## [DOCUMENT SEGMENT]
Begin

In order to compute models of the form (1), we can combine sparse autoregressive models of the form (2) that can be computed using the methods presented in Vides (2021b), with GRU neural network models of the form (3) that can be computed using the computational tools provided as part of TensorFlow, Keras and PyTorch, that are described as part of Chollet et al. (2015) and Paszke et al. (2019).

An approximate representation

\tilde{\mathcal{L}}(\mathbf{x}_{L}(t))=\tilde{c}_{1}x_{t}+\tilde{c}_{2}x_{t-1}+\tilde{c}_{3}x_{t-2}+\cdots+\tilde{c}_{L}x_{t-L+1},

of the linear component of (1) such that

\displaystyle\mathcal{L}(\mathbf{x}_{L}(t))\approx\tilde{\mathcal{L}}(\mathbf{x}_{L}(t)),t\geq L

can be computed using some sample $\Sigma_{N}=\{x_{t}\}_{t=1}^{N}$ and a corresponding subsample $\Sigma_{0}=\{x_{t}\}_{t=1}^{N-1}\subset\Sigma_{N}$ for some suitable $N>L$ , by approximately solving the matrix equation

\displaystyle\mathcal{H}_{L}(\Sigma_{0})^{\top}\begin{bmatrix}c_{L}\\ c_{L-1}\\ \vdots\\ c_{2}\\ c_{1}\end{bmatrix}=\begin{bmatrix}x_{L+1}\\ x_{L+2}\\ \vdots\\ x_{N-1}\\ x_{N}\end{bmatrix},

(5)

using sparse least-squares approximation methods.

Schematically, the semilinear autoregressors considered in this study can be described by a block diagram of the form,

(6)

where the block $\mathfrak{L}$ is represented by (2), each block $\mathfrak{G}_{j}$ is represented by (3), and where the block $\mathfrak{M}$ is a mixing block defined by the expression

\mathfrak{M}(y_{1}(t),\ldots,y_{N+1}(t))=\sum_{j=1}^{N+1}w_{j}y_{j}(t),

for some coefficients $w_{j}$ to be determined and some given $N$ , with $y_{1}(t)=\mathfrak{L}(\mathbf{x}_{L}(t))$ and $y_{k+1}(t)=\mathfrak{G}_{k}(\mathbf{x}_{L}(t))$ for each $k=1,\ldots,N$ and each $t\geq L$ .

The details of the computation of the neural network blocks of model (1) will be omitted for brevity, for details on the theory and computation of the GRU neural network models considered for this study the reader is kindly referred to Cho et al. (2014), Chollet et al. (2015), Paszke et al. (2019) and Vides (2021a).

End

## [EXERCISE 1]
Summarize the passage on semilinear autoregressors in two sentences.
## [EXERCISE 2]
Answer these questions using the passage on semilinear autoregressors:
(a) What kind of methods are used to approximately solve matrix equation (5)?
(b) How does the mixing block $\mathfrak{M}$ combine its inputs?
(c) Which works is the reader referred to for the theory and computation of the GRU neural network models?
## [EXERCISE 3]
Extend the passage on semilinear autoregressors, picking up after its final sentence.
The rows after this point come from an unrelated source.

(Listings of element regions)

Begin

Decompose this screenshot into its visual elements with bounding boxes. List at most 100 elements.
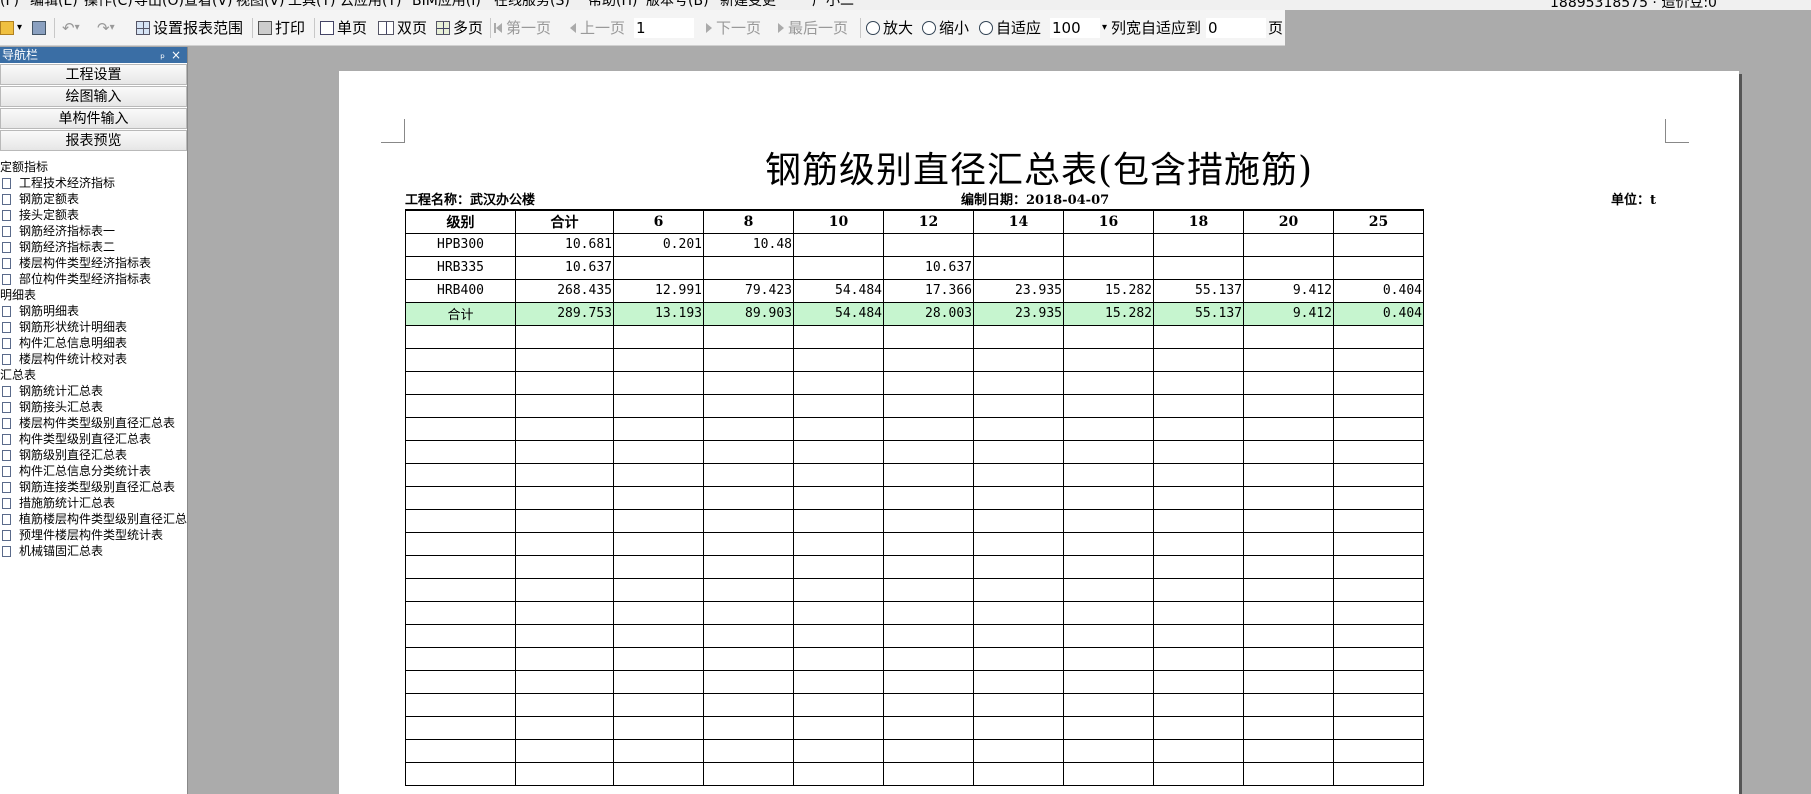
account-info[interactable]: 18895318575 · 造价豆:0	[1550, 0, 1717, 10]
table-cell	[1243, 347, 1334, 372]
nav-button-component-input[interactable]: 单构件输入	[0, 108, 187, 129]
close-icon[interactable]: ×	[171, 47, 181, 63]
table-cell: HRB400	[405, 278, 516, 303]
table-cell: 79.423	[703, 278, 794, 303]
table-cell	[405, 508, 516, 533]
fit-button[interactable]: 自适应	[979, 18, 1041, 38]
tree-item[interactable]: 钢筋连接类型级别直径汇总表	[0, 479, 187, 495]
prev-arrow-icon	[570, 23, 576, 33]
column-fit-input[interactable]: 0	[1206, 18, 1266, 38]
page-number-input[interactable]: 1	[634, 18, 694, 38]
tree-item[interactable]: 构件类型级别直径汇总表	[0, 431, 187, 447]
tree-item-label: 构件汇总信息分类统计表	[19, 464, 152, 478]
menu-item[interactable]: 云应用(Y)	[340, 0, 401, 10]
tree-item[interactable]: 部位构件类型经济指标表	[0, 271, 187, 287]
last-page-label: 最后一页	[788, 19, 849, 37]
menu-item[interactable]: (F)	[0, 0, 19, 10]
tree-item[interactable]: 构件汇总信息分类统计表	[0, 463, 187, 479]
undo-button[interactable]: ↶ ▾	[62, 18, 84, 38]
tree-item[interactable]: 钢筋经济指标表一	[0, 223, 187, 239]
tree-item[interactable]: 机械锚固汇总表	[0, 543, 187, 559]
nav-button-drawing-input[interactable]: 绘图输入	[0, 86, 187, 107]
single-page-button[interactable]: 单页	[320, 18, 367, 38]
column-fit-label: 列宽自适应到	[1111, 19, 1202, 37]
menu-item[interactable]: 新建变更	[720, 0, 776, 10]
tree-item[interactable]: 楼层构件统计校对表	[0, 351, 187, 367]
tree-group[interactable]: 定额指标	[0, 159, 187, 175]
nav-button-report-preview[interactable]: 报表预览	[0, 130, 187, 151]
tree-item[interactable]: 钢筋经济指标表二	[0, 239, 187, 255]
table-cell	[973, 761, 1064, 786]
table-cell	[973, 416, 1064, 441]
tree-item[interactable]: 接头定额表	[0, 207, 187, 223]
table-cell	[703, 715, 794, 740]
zoom-in-button[interactable]: 放大	[866, 18, 913, 38]
menu-item[interactable]: 在线服务(S)	[494, 0, 570, 10]
tree-item[interactable]: 钢筋形状统计明细表	[0, 319, 187, 335]
menu-item[interactable]: 工具(T)	[288, 0, 335, 10]
prev-page-button[interactable]: 上一页	[570, 18, 625, 38]
multi-page-button[interactable]: 多页	[436, 18, 483, 38]
menu-item[interactable]: BIM应用(I)	[412, 0, 481, 10]
table-cell: 89.903	[703, 301, 794, 326]
table-cell: 10.681	[515, 232, 614, 257]
print-button[interactable]: 打印	[258, 18, 305, 38]
document-icon	[2, 241, 11, 253]
table-cell	[973, 669, 1064, 694]
tree-item[interactable]: 钢筋明细表	[0, 303, 187, 319]
tree-item[interactable]: 钢筋接头汇总表	[0, 399, 187, 415]
tree-group[interactable]: 明细表	[0, 287, 187, 303]
table-cell	[883, 508, 974, 533]
table-cell	[515, 692, 614, 717]
menu-item[interactable]: 视图(V)	[236, 0, 285, 10]
tree-item[interactable]: 钢筋统计汇总表	[0, 383, 187, 399]
tree-item[interactable]: 钢筋定额表	[0, 191, 187, 207]
menu-item[interactable]: 导出(O)	[134, 0, 184, 10]
column-fit-dropdown[interactable]: ▾ 列宽自适应到	[1102, 18, 1201, 38]
next-page-button[interactable]: 下一页	[706, 18, 761, 38]
zoom-input[interactable]: 100	[1050, 18, 1100, 38]
tree-group[interactable]: 汇总表	[0, 367, 187, 383]
menu-item[interactable]: 编辑(E)	[30, 0, 78, 10]
open-button[interactable]: ▾	[0, 18, 26, 38]
tree-item-label: 钢筋明细表	[19, 304, 80, 318]
table-cell	[1333, 646, 1424, 671]
tree-item[interactable]: 预埋件楼层构件类型统计表	[0, 527, 187, 543]
menu-item[interactable]: 广小二	[812, 0, 854, 10]
tree-item[interactable]: 楼层构件类型经济指标表	[0, 255, 187, 271]
tree-item[interactable]: 钢筋级别直径汇总表	[0, 447, 187, 463]
table-cell	[973, 554, 1064, 579]
menu-item[interactable]: 帮助(H)	[588, 0, 637, 10]
zoom-out-button[interactable]: 缩小	[922, 18, 969, 38]
menu-item[interactable]: 查看(V)	[184, 0, 233, 10]
tree-item-label: 构件汇总信息明细表	[19, 336, 128, 350]
menu-item[interactable]: 操作(C)	[84, 0, 133, 10]
dropdown-arrow-icon: ▾	[17, 22, 23, 33]
menu-item[interactable]: 版本号(B)	[646, 0, 709, 10]
last-page-button[interactable]: 最后一页	[778, 18, 848, 38]
tree-item[interactable]: 工程技术经济指标	[0, 175, 187, 191]
table-cell	[1243, 370, 1334, 395]
first-page-icon	[496, 23, 502, 33]
table-cell: HRB335	[405, 255, 516, 280]
table-cell	[515, 485, 614, 510]
table-cell	[703, 439, 794, 464]
document-icon	[2, 177, 11, 189]
tree-item[interactable]: 措施筋统计汇总表	[0, 495, 187, 511]
save-button[interactable]	[32, 18, 49, 38]
table-cell	[1153, 324, 1244, 349]
pin-icon[interactable]: ₚ	[160, 47, 165, 63]
table-cell	[1243, 439, 1334, 464]
first-page-button[interactable]: 第一页	[496, 18, 551, 38]
tree-item[interactable]: 植筋楼层构件类型级别直径汇总	[0, 511, 187, 527]
tree-item[interactable]: 楼层构件类型级别直径汇总表	[0, 415, 187, 431]
nav-button-project-settings[interactable]: 工程设置	[0, 64, 187, 85]
single-page-icon	[320, 21, 334, 35]
double-page-button[interactable]: 双页	[378, 18, 427, 38]
set-report-range-button[interactable]: 设置报表范围	[136, 18, 243, 38]
table-cell	[703, 692, 794, 717]
table-cell	[1333, 347, 1424, 372]
tree-item[interactable]: 构件汇总信息明细表	[0, 335, 187, 351]
search-icon	[979, 21, 993, 35]
redo-button[interactable]: ↷ ▾	[97, 18, 119, 38]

End

## [REPLY 1]
Models of the form (1) can be built by combining sparse autoregressive models of the form (2), computed with the methods in Vides (2021b), and GRU neural network models of the form (3), computed with tools from TensorFlow, Keras and PyTorch. The linear component is approximated by solving matrix equation (5) with sparse least-squares methods, and the full autoregressor joins the linear block and the GRU blocks through a mixing block that takes a weighted sum of their outputs.

## [REPLY 2]
(a) Sparse least-squares approximation methods.
(b) It forms the sum $\sum_{j=1}^{N+1}w_{j}y_{j}(t)$, a weighted sum of the inputs with coefficients $w_{j}$ to be determined.
(c) Cho et al. (2014), Chollet et al. (2015), Paszke et al. (2019) and Vides (2021a).

## [REPLY 3]
Several interesting papers have been written on the subject of hybrid time series models that combine ARIMA and ANN models, two important references on this matter are Zhang (2003) and Khandelwal et al. (2015). Besides using sparse AR models instead of ARIMA models, another important distinctive aspect of the modeling approach reported in this document, is that instead of using the recurrent neural network components of (6) represented by $\mathcal{G}$ in (1) to approximate the residuals $r_{t}=x_{t+1}-\mathcal{L}(\mathbf{x}_{L}(t))$ . Using some suitable training subsets $\Sigma_{I},\Sigma_{M}$ of a given data sample $\Sigma_{N}$ from an arbitrary AEP signal $\Sigma=\{x_{t}\}_{t\geq 1}$ under consideration, first the parameters of the blocks $\mathfrak{L}$ , $\mathfrak{G}_{1}$ , $\cdots$ , $\mathfrak{G}_{N}$ of (6) are fitted independently using $\Sigma_{I}$ , and then the coefficients of the block $\mathfrak{M}$ of (6) are fitted using $\Sigma_{M}$ and some corresponding predicted values generated with $\mathfrak{L}$ , $\mathfrak{G}_{1}$ , $\cdots$ , $\mathfrak{G}_{N}$ . Computing sparse representations of some of the matrix parameters of the resulting model along the process.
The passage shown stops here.